DATASET EXCERPTS =
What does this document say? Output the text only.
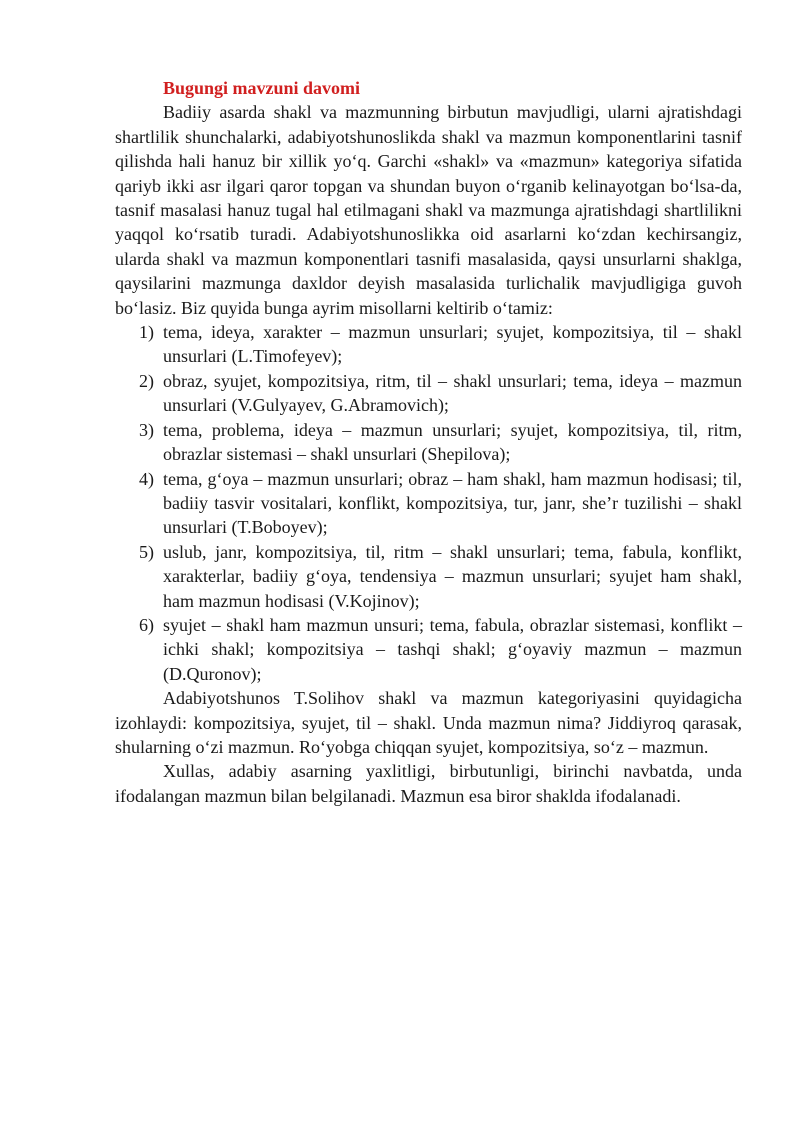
Bugungi mavzuni davomi

Badiiy asarda shakl va mazmunning birbutun mavjudligi, ularni ajratishdagi shartlilik shunchalarki, adabiyotshunoslikda shakl va mazmun komponentlarini tasnif qilishda hali hanuz bir xillik yoʻq. Garchi «shakl» va «mazmun» kategoriya sifatida qariyb ikki asr ilgari qaror topgan va shundan buyon oʻrganib kelinayotgan boʻlsa-da, tasnif masalasi hanuz tugal hal etilmagani shakl va mazmunga ajratishdagi shartlilikni yaqqol koʻrsatib turadi. Adabiyotshunoslikka oid asarlarni koʻzdan kechirsangiz, ularda shakl va mazmun komponentlari tasnifi masalasida, qaysi unsurlarni shaklga, qaysilarini mazmunga daxldor deyish masalasida turlichalik mavjudligiga guvoh boʻlasiz. Biz quyida bunga ayrim misollarni keltirib oʻtamiz:

1) tema, ideya, xarakter – mazmun unsurlari; syujet, kompozitsiya, til – shakl unsurlari (L.Timofeyev);
2) obraz, syujet, kompozitsiya, ritm, til – shakl unsurlari; tema, ideya – mazmun unsurlari (V.Gulyayev, G.Abramovich);
3) tema, problema, ideya – mazmun unsurlari; syujet, kompozitsiya, til, ritm, obrazlar sistemasi – shakl unsurlari (Shepilova);
4) tema, gʻoya – mazmun unsurlari; obraz – ham shakl, ham mazmun hodisasi; til, badiiy tasvir vositalari, konflikt, kompozitsiya, tur, janr, she’r tuzilishi – shakl unsurlari (T.Boboyev);
5) uslub, janr, kompozitsiya, til, ritm – shakl unsurlari; tema, fabula, konflikt, xarakterlar, badiiy gʻoya, tendensiya – mazmun unsurlari; syujet ham shakl, ham mazmun hodisasi (V.Kojinov);
6) syujet – shakl ham mazmun unsuri; tema, fabula, obrazlar sistemasi, konflikt – ichki shakl; kompozitsiya – tashqi shakl; gʻoyaviy mazmun – mazmun (D.Quronov);

Adabiyotshunos T.Solihov shakl va mazmun kategoriyasini quyidagicha izohlaydi: kompozitsiya, syujet, til – shakl. Unda mazmun nima? Jiddiyroq qarasak, shularning oʻzi mazmun. Roʻyobga chiqqan syujet, kompozitsiya, soʻz – mazmun.

Xullas, adabiy asarning yaxlitligi, birbutunligi, birinchi navbatda, unda ifodalangan mazmun bilan belgilanadi. Mazmun esa biror shaklda ifodalanadi.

REQUIRED TASK =
What is the number of lines in the listing that include the word "obrazlar"? Give that number and nothing else.

EXERCISE SOLUTION =
2